-- Goal of the exercise --
Filter this material down to the lines that hold "wear", copying each one.

-- Material shown --

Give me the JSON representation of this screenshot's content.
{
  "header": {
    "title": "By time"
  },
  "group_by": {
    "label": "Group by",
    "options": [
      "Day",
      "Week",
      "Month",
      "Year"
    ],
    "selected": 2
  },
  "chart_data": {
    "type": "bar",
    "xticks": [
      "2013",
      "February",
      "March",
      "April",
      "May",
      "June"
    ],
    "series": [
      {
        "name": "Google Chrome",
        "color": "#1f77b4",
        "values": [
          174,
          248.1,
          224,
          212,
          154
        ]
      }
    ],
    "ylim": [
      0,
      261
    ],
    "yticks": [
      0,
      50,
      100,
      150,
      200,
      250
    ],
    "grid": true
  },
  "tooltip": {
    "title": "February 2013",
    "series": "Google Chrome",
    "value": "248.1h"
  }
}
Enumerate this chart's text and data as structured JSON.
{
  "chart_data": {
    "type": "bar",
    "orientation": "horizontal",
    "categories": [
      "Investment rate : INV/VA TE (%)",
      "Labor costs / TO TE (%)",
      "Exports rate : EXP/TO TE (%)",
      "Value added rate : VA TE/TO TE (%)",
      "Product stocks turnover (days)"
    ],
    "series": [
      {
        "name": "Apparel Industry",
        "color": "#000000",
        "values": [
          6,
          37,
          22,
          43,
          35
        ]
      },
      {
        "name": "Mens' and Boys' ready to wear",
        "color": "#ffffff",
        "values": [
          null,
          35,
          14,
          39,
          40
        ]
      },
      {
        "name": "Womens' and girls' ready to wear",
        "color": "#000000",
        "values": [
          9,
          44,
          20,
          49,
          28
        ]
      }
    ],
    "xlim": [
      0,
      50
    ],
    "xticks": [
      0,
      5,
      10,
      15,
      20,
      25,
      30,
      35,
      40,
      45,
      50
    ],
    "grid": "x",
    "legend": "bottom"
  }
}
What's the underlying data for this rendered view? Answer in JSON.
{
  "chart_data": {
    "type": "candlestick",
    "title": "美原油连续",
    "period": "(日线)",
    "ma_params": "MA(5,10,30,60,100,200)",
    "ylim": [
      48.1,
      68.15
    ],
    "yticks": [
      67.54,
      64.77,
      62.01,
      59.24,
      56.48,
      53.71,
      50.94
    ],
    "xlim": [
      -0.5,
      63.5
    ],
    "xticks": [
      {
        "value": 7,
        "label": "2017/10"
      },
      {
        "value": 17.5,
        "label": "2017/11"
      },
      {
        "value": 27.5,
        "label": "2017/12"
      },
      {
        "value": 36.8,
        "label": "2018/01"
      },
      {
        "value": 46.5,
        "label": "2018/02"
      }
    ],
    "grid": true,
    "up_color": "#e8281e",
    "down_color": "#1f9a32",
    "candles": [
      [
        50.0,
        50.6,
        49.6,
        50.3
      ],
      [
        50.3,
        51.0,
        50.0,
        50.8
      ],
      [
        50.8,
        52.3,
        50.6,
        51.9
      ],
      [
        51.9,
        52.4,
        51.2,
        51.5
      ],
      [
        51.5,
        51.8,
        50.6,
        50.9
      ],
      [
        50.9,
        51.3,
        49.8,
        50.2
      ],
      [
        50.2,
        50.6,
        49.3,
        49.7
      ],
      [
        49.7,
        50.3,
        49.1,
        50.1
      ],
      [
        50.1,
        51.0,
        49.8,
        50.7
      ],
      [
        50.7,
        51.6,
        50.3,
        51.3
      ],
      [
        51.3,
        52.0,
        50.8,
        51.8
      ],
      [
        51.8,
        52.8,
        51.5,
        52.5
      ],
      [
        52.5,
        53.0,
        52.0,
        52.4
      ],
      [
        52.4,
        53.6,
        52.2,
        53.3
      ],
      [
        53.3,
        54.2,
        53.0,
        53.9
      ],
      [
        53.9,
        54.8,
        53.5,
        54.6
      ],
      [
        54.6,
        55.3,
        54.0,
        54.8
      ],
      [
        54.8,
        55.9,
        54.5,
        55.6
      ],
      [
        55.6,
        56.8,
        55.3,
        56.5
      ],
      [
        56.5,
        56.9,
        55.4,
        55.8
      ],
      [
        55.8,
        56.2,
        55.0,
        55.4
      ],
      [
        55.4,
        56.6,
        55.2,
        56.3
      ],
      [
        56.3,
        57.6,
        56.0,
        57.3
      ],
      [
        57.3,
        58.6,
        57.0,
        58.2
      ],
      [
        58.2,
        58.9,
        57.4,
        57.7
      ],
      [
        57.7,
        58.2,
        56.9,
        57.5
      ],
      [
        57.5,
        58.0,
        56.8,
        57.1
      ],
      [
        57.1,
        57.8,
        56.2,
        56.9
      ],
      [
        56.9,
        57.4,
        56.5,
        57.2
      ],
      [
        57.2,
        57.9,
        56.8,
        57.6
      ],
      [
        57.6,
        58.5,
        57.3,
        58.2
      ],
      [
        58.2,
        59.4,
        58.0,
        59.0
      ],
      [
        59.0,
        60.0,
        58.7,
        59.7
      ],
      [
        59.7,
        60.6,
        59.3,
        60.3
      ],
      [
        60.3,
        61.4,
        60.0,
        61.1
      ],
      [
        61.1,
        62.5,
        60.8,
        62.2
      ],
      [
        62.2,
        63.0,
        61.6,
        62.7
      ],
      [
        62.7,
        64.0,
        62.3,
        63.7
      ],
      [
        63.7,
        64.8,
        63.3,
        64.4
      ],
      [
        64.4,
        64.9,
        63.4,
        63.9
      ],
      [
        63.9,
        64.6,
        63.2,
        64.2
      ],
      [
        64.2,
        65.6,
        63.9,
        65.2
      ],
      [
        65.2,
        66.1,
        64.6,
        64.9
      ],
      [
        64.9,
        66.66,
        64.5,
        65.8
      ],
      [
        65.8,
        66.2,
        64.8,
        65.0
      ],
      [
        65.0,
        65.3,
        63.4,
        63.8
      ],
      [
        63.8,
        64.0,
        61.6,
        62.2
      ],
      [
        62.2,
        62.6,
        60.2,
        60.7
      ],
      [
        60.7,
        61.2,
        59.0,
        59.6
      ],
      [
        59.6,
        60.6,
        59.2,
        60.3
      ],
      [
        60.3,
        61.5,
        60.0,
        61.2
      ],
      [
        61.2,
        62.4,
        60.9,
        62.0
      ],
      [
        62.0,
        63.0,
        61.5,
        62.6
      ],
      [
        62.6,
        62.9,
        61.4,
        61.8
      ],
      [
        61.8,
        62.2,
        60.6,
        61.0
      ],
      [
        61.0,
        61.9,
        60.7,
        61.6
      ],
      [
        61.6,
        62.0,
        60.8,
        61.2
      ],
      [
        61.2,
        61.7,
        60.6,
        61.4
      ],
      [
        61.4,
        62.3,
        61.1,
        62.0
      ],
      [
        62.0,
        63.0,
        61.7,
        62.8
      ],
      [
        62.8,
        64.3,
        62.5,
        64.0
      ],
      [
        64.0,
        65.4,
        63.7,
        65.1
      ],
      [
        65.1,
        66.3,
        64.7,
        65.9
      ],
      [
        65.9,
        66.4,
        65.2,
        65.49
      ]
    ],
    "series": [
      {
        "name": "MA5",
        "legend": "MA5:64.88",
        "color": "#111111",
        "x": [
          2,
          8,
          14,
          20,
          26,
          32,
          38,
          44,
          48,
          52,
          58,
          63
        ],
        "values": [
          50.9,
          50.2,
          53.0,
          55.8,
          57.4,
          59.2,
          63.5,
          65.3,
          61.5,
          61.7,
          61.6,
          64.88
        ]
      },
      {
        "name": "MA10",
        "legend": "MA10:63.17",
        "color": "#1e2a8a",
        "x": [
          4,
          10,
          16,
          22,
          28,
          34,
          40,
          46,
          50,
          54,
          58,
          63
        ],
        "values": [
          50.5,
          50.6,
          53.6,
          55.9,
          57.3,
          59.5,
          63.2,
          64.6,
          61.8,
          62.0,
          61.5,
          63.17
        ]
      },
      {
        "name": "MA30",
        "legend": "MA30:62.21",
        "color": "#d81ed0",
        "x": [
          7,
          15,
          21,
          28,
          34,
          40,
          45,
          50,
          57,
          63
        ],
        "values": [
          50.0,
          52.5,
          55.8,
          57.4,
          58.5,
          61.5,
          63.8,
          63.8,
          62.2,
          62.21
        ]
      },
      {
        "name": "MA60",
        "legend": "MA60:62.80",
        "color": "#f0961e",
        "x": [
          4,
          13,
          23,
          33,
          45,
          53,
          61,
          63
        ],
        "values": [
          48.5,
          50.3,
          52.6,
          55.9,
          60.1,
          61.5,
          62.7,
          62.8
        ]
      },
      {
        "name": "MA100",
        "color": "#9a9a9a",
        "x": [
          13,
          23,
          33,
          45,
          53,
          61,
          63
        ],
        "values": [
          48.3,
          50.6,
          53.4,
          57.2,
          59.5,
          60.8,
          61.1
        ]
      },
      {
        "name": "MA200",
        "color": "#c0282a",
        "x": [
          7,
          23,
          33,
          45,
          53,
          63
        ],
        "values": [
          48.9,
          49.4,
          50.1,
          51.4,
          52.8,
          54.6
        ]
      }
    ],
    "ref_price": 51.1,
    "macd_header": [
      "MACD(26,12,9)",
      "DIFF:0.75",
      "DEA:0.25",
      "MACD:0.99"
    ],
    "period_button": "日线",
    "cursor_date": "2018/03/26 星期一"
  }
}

-- Correct result --
        "name": "Mens' and Boys' ready to wear",
        "name": "Womens' and girls' ready to wear",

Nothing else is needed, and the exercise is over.